Dataset entries -
....................

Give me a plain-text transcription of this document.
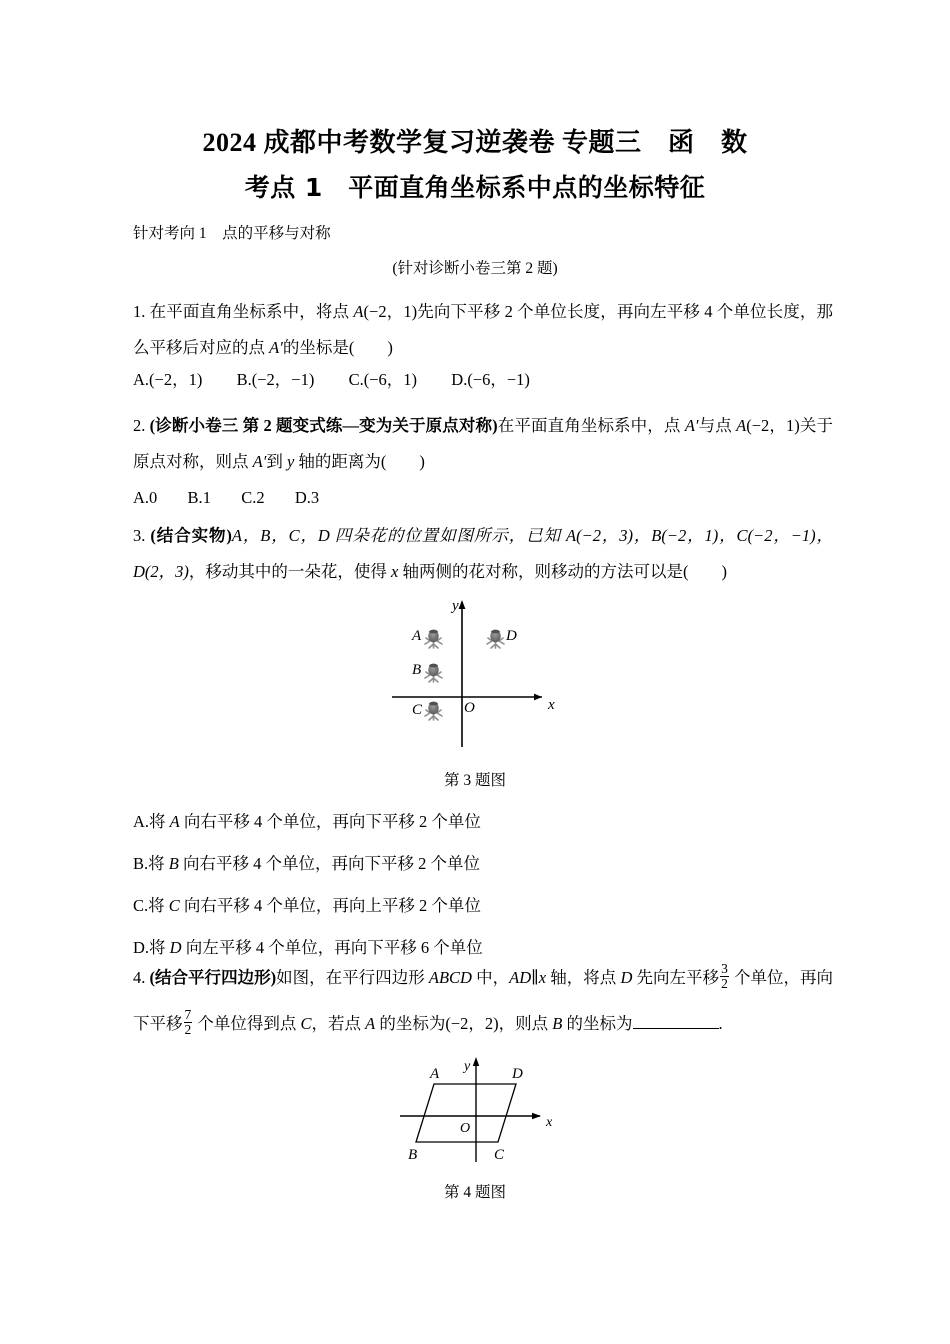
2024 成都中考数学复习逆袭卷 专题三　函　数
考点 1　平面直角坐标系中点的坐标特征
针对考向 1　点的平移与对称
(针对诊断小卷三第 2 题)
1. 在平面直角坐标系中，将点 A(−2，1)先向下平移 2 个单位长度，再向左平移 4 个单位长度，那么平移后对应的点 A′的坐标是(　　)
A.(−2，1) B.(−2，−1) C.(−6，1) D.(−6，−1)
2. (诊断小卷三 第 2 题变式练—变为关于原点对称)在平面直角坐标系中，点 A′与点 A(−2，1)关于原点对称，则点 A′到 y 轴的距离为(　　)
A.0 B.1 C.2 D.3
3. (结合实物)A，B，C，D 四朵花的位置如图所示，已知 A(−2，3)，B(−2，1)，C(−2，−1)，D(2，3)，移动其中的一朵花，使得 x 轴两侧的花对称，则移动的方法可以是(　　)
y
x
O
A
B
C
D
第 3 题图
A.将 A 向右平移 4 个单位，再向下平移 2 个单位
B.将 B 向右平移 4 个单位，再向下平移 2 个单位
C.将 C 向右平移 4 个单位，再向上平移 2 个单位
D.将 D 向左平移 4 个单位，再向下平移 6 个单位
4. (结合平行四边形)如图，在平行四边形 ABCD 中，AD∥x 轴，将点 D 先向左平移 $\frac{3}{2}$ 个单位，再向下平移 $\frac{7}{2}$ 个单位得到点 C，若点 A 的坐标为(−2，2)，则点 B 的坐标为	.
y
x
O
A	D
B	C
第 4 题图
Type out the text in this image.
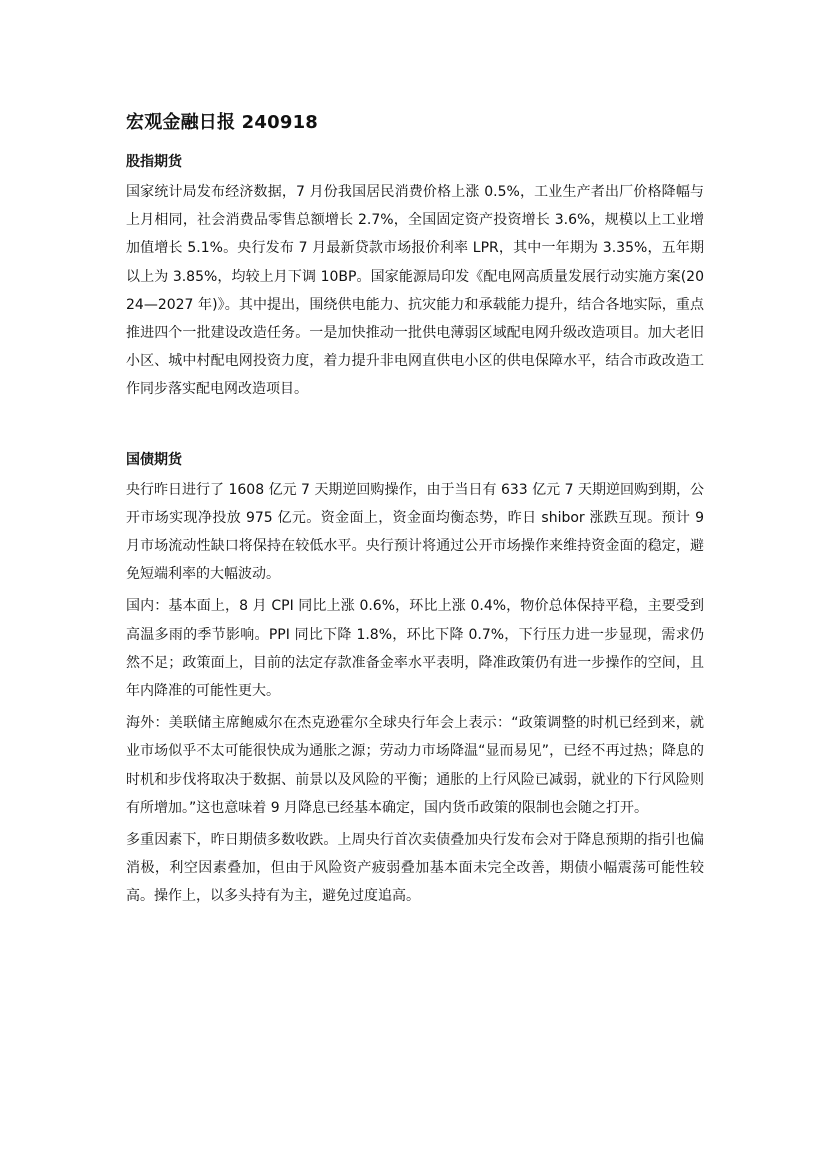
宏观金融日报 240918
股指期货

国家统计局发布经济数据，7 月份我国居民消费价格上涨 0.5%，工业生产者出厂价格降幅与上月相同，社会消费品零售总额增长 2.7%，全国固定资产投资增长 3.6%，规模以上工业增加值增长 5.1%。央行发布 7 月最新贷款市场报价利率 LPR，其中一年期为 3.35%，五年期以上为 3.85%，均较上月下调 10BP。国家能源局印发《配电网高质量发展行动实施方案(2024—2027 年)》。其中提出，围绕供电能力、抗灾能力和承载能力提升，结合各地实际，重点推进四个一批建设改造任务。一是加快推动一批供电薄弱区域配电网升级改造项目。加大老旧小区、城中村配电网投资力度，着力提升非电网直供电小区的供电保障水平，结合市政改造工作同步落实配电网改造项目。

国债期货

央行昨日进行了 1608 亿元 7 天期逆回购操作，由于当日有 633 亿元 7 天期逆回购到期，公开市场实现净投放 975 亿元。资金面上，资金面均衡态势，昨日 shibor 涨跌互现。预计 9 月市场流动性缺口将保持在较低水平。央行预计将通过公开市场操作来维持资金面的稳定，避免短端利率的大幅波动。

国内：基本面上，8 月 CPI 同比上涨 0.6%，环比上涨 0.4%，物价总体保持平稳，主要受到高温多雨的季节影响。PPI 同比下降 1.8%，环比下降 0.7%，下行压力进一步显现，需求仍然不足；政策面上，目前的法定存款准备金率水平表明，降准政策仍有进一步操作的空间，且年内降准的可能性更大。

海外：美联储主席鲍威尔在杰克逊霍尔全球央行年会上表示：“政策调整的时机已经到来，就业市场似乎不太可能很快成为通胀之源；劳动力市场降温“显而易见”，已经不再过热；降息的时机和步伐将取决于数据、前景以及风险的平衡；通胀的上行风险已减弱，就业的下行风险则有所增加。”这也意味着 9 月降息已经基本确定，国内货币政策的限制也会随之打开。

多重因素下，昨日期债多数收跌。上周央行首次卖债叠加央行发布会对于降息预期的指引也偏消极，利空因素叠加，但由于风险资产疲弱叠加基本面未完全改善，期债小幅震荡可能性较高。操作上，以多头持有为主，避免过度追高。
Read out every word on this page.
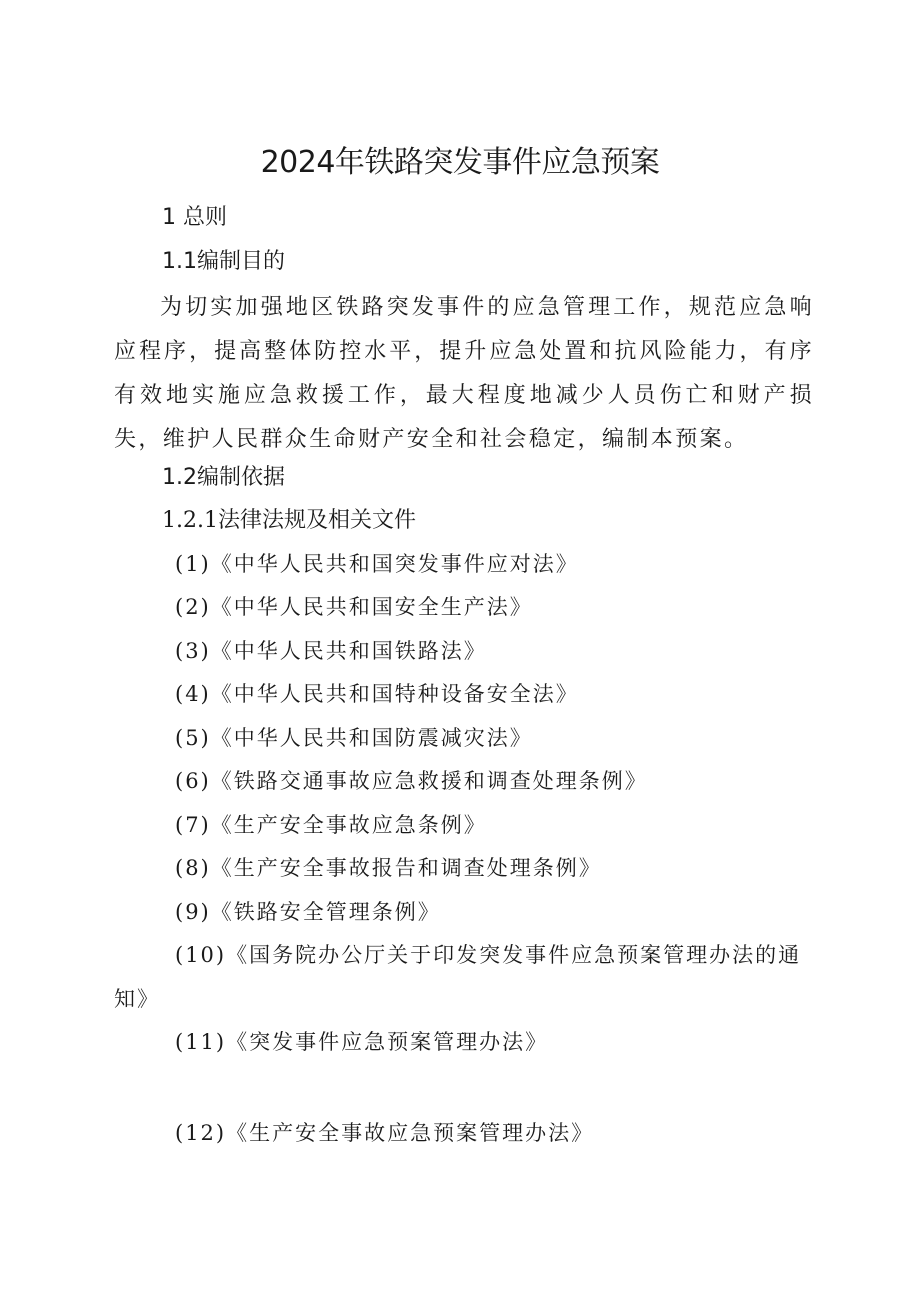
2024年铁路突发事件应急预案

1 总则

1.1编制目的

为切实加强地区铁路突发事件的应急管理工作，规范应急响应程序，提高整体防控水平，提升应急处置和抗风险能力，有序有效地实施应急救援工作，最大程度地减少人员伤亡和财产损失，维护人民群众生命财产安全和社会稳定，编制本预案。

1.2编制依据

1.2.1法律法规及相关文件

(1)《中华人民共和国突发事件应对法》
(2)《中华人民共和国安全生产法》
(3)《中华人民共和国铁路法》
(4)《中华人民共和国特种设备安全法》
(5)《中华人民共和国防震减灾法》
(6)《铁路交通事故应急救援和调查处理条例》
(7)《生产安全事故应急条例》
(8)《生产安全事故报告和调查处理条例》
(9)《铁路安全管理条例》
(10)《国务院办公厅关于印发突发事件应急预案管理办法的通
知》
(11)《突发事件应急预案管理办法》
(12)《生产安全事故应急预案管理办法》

....................

What the task requires -
Your task is to repeat the data above exactly while excluding the pictures.

Answer for the task -
Give me a plain-text transcription of this document.
2024 成都中考数学复习逆袭卷 专题三　函　数
考点 1　平面直角坐标系中点的坐标特征
针对考向 1　点的平移与对称
(针对诊断小卷三第 2 题)
1. 在平面直角坐标系中，将点 A(−2，1)先向下平移 2 个单位长度，再向左平移 4 个单位长度，那么平移后对应的点 A′的坐标是(　　)
A.(−2，1) B.(−2，−1) C.(−6，1) D.(−6，−1)
2. (诊断小卷三 第 2 题变式练—变为关于原点对称)在平面直角坐标系中，点 A′与点 A(−2，1)关于原点对称，则点 A′到 y 轴的距离为(　　)
A.0 B.1 C.2 D.3
3. (结合实物)A，B，C，D 四朵花的位置如图所示，已知 A(−2，3)，B(−2，1)，C(−2，−1)，D(2，3)，移动其中的一朵花，使得 x 轴两侧的花对称，则移动的方法可以是(　　)
y
x
O
A
B
C
D
第 3 题图
A.将 A 向右平移 4 个单位，再向下平移 2 个单位
B.将 B 向右平移 4 个单位，再向下平移 2 个单位
C.将 C 向右平移 4 个单位，再向上平移 2 个单位
D.将 D 向左平移 4 个单位，再向下平移 6 个单位
4. (结合平行四边形)如图，在平行四边形 ABCD 中，AD∥x 轴，将点 D 先向左平移 $\frac{3}{2}$ 个单位，再向下平移 $\frac{7}{2}$ 个单位得到点 C，若点 A 的坐标为(−2，2)，则点 B 的坐标为	.
y
x
O
A	D
B	C
第 4 题图
Type out the text in this image.
宏观金融日报 240918
股指期货

国家统计局发布经济数据，7 月份我国居民消费价格上涨 0.5%，工业生产者出厂价格降幅与上月相同，社会消费品零售总额增长 2.7%，全国固定资产投资增长 3.6%，规模以上工业增加值增长 5.1%。央行发布 7 月最新贷款市场报价利率 LPR，其中一年期为 3.35%，五年期以上为 3.85%，均较上月下调 10BP。国家能源局印发《配电网高质量发展行动实施方案(2024—2027 年)》。其中提出，围绕供电能力、抗灾能力和承载能力提升，结合各地实际，重点推进四个一批建设改造任务。一是加快推动一批供电薄弱区域配电网升级改造项目。加大老旧小区、城中村配电网投资力度，着力提升非电网直供电小区的供电保障水平，结合市政改造工作同步落实配电网改造项目。

国债期货

央行昨日进行了 1608 亿元 7 天期逆回购操作，由于当日有 633 亿元 7 天期逆回购到期，公开市场实现净投放 975 亿元。资金面上，资金面均衡态势，昨日 shibor 涨跌互现。预计 9 月市场流动性缺口将保持在较低水平。央行预计将通过公开市场操作来维持资金面的稳定，避免短端利率的大幅波动。

国内：基本面上，8 月 CPI 同比上涨 0.6%，环比上涨 0.4%，物价总体保持平稳，主要受到高温多雨的季节影响。PPI 同比下降 1.8%，环比下降 0.7%，下行压力进一步显现，需求仍然不足；政策面上，目前的法定存款准备金率水平表明，降准政策仍有进一步操作的空间，且年内降准的可能性更大。

海外：美联储主席鲍威尔在杰克逊霍尔全球央行年会上表示：“政策调整的时机已经到来，就业市场似乎不太可能很快成为通胀之源；劳动力市场降温“显而易见”，已经不再过热；降息的时机和步伐将取决于数据、前景以及风险的平衡；通胀的上行风险已减弱，就业的下行风险则有所增加。”这也意味着 9 月降息已经基本确定，国内货币政策的限制也会随之打开。

多重因素下，昨日期债多数收跌。上周央行首次卖债叠加央行发布会对于降息预期的指引也偏消极，利空因素叠加，但由于风险资产疲弱叠加基本面未完全改善，期债小幅震荡可能性较高。操作上，以多头持有为主，避免过度追高。
Read out every word on this page.
2024年铁路突发事件应急预案

1 总则

1.1编制目的

为切实加强地区铁路突发事件的应急管理工作，规范应急响应程序，提高整体防控水平，提升应急处置和抗风险能力，有序有效地实施应急救援工作，最大程度地减少人员伤亡和财产损失，维护人民群众生命财产安全和社会稳定，编制本预案。

1.2编制依据

1.2.1法律法规及相关文件

(1)《中华人民共和国突发事件应对法》
(2)《中华人民共和国安全生产法》
(3)《中华人民共和国铁路法》
(4)《中华人民共和国特种设备安全法》
(5)《中华人民共和国防震减灾法》
(6)《铁路交通事故应急救援和调查处理条例》
(7)《生产安全事故应急条例》
(8)《生产安全事故报告和调查处理条例》
(9)《铁路安全管理条例》
(10)《国务院办公厅关于印发突发事件应急预案管理办法的通
知》
(11)《突发事件应急预案管理办法》
(12)《生产安全事故应急预案管理办法》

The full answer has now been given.